▶ What is needed:
Look through the records below, count the lines with the word "экономических", and reply with only the number.

[Begin Material for this task]

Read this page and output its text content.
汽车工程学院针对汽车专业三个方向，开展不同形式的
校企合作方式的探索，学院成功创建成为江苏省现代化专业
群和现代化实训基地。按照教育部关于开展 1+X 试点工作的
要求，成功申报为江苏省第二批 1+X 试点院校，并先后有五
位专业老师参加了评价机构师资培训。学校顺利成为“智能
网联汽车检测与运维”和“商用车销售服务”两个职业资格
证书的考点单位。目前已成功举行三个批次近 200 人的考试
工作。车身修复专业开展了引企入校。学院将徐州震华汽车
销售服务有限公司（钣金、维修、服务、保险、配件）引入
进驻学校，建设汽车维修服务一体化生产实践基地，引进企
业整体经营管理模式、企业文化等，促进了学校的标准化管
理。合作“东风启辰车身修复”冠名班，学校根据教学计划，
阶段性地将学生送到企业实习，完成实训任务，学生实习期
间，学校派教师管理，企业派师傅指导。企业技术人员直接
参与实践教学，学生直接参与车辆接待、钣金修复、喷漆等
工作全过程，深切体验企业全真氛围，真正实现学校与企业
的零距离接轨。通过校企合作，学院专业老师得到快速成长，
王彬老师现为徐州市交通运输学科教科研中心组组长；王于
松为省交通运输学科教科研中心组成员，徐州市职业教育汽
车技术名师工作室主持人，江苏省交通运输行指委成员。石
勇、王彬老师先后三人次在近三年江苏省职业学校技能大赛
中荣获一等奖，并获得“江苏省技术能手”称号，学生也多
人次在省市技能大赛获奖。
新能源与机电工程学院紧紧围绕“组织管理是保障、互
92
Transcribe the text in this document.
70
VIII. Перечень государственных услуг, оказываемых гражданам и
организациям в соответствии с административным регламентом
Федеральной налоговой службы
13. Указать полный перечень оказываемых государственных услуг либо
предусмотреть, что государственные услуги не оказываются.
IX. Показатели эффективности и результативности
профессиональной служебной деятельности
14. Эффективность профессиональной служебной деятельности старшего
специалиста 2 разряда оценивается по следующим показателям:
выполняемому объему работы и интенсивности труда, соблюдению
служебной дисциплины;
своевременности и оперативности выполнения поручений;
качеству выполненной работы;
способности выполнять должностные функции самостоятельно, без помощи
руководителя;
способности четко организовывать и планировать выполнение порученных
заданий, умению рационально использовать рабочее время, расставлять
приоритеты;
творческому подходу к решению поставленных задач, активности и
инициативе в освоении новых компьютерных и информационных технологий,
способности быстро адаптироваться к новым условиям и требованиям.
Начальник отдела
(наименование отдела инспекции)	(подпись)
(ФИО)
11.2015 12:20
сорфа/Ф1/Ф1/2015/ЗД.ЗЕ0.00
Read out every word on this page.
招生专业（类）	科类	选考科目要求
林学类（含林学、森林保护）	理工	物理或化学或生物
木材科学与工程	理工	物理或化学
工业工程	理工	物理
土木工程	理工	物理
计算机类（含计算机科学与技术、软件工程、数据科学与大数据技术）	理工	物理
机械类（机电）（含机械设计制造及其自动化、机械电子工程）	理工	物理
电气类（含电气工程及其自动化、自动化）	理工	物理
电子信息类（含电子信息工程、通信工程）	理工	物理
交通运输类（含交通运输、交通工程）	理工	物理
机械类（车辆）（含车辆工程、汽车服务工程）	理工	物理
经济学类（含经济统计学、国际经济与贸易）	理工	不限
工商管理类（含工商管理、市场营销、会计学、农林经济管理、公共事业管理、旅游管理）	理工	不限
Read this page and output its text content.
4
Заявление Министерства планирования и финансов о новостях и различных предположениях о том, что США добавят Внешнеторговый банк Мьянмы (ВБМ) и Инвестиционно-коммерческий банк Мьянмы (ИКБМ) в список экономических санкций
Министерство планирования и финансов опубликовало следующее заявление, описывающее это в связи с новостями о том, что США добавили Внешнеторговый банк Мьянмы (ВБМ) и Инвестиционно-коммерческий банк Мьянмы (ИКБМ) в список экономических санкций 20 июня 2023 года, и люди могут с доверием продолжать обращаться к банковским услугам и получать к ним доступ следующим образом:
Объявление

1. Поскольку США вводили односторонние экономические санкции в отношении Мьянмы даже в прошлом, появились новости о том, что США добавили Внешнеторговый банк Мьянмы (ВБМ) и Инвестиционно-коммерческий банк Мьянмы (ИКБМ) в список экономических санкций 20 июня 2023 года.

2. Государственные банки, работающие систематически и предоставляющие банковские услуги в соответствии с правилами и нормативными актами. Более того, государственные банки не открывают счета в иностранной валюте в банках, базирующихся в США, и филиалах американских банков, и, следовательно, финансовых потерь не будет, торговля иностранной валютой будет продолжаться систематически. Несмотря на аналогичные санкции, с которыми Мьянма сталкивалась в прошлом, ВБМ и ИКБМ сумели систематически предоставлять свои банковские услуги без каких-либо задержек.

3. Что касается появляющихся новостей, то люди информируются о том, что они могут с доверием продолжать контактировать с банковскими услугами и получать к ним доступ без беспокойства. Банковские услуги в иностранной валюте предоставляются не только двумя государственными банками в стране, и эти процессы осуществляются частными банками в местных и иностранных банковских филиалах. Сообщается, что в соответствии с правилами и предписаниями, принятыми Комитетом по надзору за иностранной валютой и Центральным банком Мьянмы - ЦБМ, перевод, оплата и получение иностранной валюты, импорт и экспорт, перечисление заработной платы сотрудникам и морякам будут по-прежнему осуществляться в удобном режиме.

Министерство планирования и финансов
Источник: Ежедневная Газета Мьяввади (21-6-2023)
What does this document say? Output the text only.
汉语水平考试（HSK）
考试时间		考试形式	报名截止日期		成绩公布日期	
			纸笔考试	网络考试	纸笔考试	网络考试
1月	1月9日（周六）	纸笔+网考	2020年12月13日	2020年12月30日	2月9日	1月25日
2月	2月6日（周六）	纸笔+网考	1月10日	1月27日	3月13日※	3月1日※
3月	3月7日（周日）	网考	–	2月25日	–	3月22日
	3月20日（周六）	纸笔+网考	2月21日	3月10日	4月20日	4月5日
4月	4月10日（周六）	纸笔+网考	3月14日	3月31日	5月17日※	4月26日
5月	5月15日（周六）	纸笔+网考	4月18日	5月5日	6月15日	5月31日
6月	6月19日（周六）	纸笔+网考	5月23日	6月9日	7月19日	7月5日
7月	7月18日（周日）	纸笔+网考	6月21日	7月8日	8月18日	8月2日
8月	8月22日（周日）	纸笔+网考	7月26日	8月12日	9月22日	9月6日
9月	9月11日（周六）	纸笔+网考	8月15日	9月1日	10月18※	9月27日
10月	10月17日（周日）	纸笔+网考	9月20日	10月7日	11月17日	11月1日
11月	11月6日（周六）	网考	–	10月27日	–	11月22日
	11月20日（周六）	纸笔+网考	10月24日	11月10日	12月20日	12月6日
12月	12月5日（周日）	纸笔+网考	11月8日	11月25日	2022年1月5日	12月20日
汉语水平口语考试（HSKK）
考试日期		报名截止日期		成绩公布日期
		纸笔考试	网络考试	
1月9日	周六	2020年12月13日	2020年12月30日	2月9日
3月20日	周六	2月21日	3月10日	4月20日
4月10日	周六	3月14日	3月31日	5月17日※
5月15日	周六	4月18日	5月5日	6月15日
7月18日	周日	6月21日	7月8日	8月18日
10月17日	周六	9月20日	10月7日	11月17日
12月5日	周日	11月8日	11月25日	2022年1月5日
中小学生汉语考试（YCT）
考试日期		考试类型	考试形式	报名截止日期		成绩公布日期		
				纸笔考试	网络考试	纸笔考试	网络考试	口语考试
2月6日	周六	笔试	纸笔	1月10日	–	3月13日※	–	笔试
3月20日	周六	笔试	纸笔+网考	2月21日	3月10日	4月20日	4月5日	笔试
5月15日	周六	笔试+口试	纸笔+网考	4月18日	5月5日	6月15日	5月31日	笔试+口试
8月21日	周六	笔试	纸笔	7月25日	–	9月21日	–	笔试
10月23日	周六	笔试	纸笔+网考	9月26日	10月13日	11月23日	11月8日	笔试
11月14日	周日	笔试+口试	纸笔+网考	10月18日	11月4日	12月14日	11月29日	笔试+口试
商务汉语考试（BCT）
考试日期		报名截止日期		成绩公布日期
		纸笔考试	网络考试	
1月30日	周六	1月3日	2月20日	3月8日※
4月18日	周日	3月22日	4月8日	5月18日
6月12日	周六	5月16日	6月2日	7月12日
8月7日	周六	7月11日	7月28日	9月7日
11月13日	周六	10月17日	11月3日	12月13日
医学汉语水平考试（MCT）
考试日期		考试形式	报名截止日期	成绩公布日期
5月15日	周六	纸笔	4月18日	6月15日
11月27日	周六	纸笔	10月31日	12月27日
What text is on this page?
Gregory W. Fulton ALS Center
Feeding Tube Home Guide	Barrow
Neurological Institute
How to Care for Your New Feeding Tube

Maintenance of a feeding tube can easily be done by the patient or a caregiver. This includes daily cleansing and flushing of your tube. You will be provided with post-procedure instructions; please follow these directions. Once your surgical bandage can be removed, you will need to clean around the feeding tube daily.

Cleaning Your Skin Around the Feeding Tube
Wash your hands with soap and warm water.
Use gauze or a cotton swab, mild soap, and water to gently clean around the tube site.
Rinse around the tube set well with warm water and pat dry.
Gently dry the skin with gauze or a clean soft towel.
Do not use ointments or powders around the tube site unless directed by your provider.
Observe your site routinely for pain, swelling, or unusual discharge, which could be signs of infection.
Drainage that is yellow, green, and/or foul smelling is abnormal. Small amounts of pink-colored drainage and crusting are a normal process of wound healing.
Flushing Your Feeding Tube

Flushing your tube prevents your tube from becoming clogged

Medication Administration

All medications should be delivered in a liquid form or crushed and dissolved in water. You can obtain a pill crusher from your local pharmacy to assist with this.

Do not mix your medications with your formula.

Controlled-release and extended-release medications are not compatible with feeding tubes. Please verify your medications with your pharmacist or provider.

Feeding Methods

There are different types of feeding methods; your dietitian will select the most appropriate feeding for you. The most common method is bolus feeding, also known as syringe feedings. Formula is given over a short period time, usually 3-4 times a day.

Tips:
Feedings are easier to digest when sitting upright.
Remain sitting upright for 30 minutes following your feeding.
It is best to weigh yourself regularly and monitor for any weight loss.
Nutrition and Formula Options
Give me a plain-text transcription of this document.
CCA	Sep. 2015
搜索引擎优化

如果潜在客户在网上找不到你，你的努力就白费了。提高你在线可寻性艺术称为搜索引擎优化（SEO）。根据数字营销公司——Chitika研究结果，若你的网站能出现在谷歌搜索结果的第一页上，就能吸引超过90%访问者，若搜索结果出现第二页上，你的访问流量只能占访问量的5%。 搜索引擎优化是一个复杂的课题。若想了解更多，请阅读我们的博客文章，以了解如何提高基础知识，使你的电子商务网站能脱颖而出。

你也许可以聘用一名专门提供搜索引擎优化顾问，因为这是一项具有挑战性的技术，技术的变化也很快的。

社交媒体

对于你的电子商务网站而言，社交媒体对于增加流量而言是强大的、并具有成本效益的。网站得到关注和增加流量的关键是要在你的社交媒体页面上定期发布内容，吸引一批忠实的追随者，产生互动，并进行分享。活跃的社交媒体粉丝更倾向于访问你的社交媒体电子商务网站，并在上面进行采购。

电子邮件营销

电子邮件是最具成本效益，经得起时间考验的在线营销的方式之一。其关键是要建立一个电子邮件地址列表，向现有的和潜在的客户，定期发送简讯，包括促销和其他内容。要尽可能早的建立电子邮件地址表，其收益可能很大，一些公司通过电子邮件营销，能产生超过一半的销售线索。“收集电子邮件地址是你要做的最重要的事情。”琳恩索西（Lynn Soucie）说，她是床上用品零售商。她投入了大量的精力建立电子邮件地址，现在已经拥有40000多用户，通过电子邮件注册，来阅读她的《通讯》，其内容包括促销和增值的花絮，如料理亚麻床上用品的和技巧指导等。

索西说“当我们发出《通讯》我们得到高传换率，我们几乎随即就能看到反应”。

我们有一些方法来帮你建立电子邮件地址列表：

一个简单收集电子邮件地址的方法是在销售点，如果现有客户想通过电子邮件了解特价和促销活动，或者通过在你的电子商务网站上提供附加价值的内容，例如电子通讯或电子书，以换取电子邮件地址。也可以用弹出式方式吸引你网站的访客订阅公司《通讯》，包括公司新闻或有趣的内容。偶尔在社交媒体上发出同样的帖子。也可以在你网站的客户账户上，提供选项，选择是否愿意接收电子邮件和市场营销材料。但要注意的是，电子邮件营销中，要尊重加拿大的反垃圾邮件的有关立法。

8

[End Material for this task]

▶ Exercise result:
3